**STUDY QUESTIONS**.
A – Please summarize the news report on Johnnie Cochran's death in two sentences.
B – Reproduce the part of the news report on Johnnie Cochran's death that begins at the words "LOS ANGELES - Johnnie" and ends after the words "charges in 1995.".

**EXCERPTED PASSAGE**.
------------------------------
LOS ANGELES - Johnnie Cochran, the charismatic attorney who became famous for his successful defence of football star O.J. Simpson on murder charges, has died in Los Angeles of a brain tumor, spokespeople said.
Cochran began his career as a crusader against police abuses, often in cases involving black clients, but is best known for the trial that won a controversial acquittal for Simpson on murder charges in 1995.
Simpson was accused of murder in the June 12, 1994, stabbing deaths of his ex-wife, Nicole Brown Simpson, and her friend Ronald Goldman. He was acquitted despite what prosecutors described as a "mountain of evidence" against him.
Nicole Brown Simpson and Goldman were stabbed and slashed outside her condominium in west Los Angeles. Prosecutors used DNA evidence to show that Simpson's blood was present at the crime scene and the victims' blood was on a glove at his Brentwood home.
------------------------------
**GIVEN INFORMATION**.

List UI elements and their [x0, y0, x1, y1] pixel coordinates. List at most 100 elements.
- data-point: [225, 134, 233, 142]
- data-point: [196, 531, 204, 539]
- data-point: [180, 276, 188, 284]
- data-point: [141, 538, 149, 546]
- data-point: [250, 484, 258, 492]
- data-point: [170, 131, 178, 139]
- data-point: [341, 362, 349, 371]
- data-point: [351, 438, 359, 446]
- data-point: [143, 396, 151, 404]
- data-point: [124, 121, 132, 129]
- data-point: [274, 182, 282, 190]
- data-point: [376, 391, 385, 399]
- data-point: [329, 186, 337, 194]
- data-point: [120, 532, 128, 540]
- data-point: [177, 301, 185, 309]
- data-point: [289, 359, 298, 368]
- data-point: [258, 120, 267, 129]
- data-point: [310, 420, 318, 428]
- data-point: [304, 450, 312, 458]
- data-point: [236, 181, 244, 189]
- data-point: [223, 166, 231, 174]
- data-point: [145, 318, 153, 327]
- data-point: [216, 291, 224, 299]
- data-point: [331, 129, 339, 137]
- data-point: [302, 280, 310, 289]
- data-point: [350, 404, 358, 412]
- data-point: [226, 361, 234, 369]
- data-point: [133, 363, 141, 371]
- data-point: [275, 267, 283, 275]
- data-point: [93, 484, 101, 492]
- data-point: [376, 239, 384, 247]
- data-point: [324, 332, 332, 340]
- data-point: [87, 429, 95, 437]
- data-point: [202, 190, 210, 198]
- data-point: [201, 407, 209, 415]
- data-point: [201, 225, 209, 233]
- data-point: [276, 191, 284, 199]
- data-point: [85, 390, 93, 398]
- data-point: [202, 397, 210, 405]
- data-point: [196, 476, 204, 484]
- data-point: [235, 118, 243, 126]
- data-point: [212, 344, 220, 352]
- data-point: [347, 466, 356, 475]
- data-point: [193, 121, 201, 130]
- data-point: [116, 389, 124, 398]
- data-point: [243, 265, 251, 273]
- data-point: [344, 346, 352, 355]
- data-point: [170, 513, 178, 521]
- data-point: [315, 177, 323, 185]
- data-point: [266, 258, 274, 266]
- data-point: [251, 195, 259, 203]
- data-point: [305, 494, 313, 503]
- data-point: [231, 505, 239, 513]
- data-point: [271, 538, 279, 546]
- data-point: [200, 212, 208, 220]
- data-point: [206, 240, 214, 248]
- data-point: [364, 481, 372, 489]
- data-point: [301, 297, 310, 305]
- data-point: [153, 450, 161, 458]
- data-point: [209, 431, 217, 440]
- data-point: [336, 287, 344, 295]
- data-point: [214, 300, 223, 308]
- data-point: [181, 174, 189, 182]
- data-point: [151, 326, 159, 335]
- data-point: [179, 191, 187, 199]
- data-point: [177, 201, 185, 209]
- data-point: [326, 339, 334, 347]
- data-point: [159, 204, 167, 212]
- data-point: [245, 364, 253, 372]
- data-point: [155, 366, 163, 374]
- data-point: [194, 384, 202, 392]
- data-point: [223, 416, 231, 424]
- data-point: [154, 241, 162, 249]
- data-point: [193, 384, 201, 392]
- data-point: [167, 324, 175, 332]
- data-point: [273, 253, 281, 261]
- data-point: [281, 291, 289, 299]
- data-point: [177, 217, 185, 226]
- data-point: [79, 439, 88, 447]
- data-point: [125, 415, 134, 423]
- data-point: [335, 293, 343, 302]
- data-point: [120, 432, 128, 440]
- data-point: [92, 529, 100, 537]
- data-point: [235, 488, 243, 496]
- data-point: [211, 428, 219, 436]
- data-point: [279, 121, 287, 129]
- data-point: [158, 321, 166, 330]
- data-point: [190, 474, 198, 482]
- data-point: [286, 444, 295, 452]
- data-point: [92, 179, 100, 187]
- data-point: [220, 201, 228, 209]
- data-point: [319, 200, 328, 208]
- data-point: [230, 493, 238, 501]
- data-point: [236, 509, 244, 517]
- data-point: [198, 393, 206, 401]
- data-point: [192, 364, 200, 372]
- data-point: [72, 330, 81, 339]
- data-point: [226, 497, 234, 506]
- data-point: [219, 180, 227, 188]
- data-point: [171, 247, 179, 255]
------------------------------
**RESPONSES FOR EACH TASK**.
A – Johnnie Cochran, the attorney who became famous for defending football star O.J. Simpson on murder charges, has died of a brain tumor in Los Angeles. He began his career as a crusader against police abuses, but he is best known for winning Simpson's controversial 1995 acquittal in the stabbing deaths of Nicole Brown Simpson and Ronald Goldman, despite what prosecutors called a "mountain of evidence."

B –
LOS ANGELES - Johnnie Cochran, the charismatic attorney who became famous for his successful defence of football star O.J. Simpson on murder charges, has died in Los Angeles of a brain tumor, spokespeople said.
Cochran began his career as a crusader against police abuses, often in cases involving black clients, but is best known for the trial that won a controversial acquittal for Simpson on murder charges in 1995.